Begin Supplied material
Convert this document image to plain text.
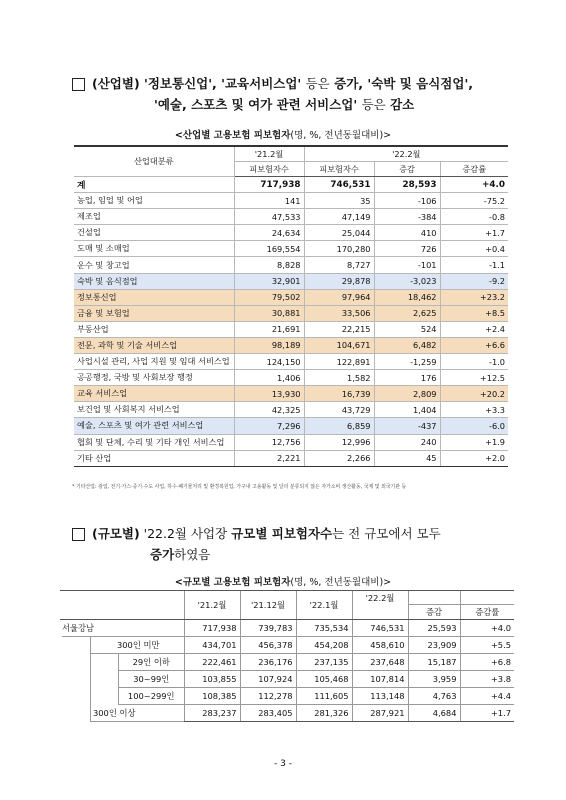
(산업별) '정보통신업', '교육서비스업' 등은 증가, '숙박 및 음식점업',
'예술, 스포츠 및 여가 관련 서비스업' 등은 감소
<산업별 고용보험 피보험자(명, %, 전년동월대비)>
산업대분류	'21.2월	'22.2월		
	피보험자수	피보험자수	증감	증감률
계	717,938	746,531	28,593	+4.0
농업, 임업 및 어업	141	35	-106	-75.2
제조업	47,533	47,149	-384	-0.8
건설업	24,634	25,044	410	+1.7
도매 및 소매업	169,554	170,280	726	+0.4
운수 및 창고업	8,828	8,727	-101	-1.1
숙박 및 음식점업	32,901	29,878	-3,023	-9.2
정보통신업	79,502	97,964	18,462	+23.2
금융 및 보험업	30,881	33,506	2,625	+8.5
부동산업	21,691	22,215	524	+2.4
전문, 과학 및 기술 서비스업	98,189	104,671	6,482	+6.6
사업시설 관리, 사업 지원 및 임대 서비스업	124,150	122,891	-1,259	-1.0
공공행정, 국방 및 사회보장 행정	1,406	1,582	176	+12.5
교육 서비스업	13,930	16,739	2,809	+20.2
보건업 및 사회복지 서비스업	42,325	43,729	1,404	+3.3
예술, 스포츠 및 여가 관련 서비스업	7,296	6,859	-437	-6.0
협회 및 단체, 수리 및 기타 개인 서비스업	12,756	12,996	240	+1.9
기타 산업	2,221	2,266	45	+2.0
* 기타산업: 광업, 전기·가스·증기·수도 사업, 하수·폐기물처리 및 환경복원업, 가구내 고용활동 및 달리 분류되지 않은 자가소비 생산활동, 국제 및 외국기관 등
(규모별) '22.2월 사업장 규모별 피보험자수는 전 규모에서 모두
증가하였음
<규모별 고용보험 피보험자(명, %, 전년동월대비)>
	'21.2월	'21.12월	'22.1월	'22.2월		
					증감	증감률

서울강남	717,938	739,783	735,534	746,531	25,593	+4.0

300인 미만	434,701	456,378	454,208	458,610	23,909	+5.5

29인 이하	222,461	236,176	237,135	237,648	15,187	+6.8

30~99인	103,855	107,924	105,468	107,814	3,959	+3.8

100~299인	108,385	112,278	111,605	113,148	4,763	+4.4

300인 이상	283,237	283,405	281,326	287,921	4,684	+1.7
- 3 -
End Supplied material
Print all of the entries word for word. Omit the pictures they contain.

Answer to the exercise
Convert this document image to plain text.
(산업별) '정보통신업', '교육서비스업' 등은 증가, '숙박 및 음식점업',
'예술, 스포츠 및 여가 관련 서비스업' 등은 감소
<산업별 고용보험 피보험자(명, %, 전년동월대비)>
산업대분류	'21.2월	'22.2월		
	피보험자수	피보험자수	증감	증감률
계	717,938	746,531	28,593	+4.0
농업, 임업 및 어업	141	35	-106	-75.2
제조업	47,533	47,149	-384	-0.8
건설업	24,634	25,044	410	+1.7
도매 및 소매업	169,554	170,280	726	+0.4
운수 및 창고업	8,828	8,727	-101	-1.1
숙박 및 음식점업	32,901	29,878	-3,023	-9.2
정보통신업	79,502	97,964	18,462	+23.2
금융 및 보험업	30,881	33,506	2,625	+8.5
부동산업	21,691	22,215	524	+2.4
전문, 과학 및 기술 서비스업	98,189	104,671	6,482	+6.6
사업시설 관리, 사업 지원 및 임대 서비스업	124,150	122,891	-1,259	-1.0
공공행정, 국방 및 사회보장 행정	1,406	1,582	176	+12.5
교육 서비스업	13,930	16,739	2,809	+20.2
보건업 및 사회복지 서비스업	42,325	43,729	1,404	+3.3
예술, 스포츠 및 여가 관련 서비스업	7,296	6,859	-437	-6.0
협회 및 단체, 수리 및 기타 개인 서비스업	12,756	12,996	240	+1.9
기타 산업	2,221	2,266	45	+2.0
* 기타산업: 광업, 전기·가스·증기·수도 사업, 하수·폐기물처리 및 환경복원업, 가구내 고용활동 및 달리 분류되지 않은 자가소비 생산활동, 국제 및 외국기관 등
(규모별) '22.2월 사업장 규모별 피보험자수는 전 규모에서 모두
증가하였음
<규모별 고용보험 피보험자(명, %, 전년동월대비)>
	'21.2월	'21.12월	'22.1월	'22.2월		
					증감	증감률

서울강남	717,938	739,783	735,534	746,531	25,593	+4.0

300인 미만	434,701	456,378	454,208	458,610	23,909	+5.5

29인 이하	222,461	236,176	237,135	237,648	15,187	+6.8

30~99인	103,855	107,924	105,468	107,814	3,959	+3.8

100~299인	108,385	112,278	111,605	113,148	4,763	+4.4

300인 이상	283,237	283,405	281,326	287,921	4,684	+1.7
- 3 -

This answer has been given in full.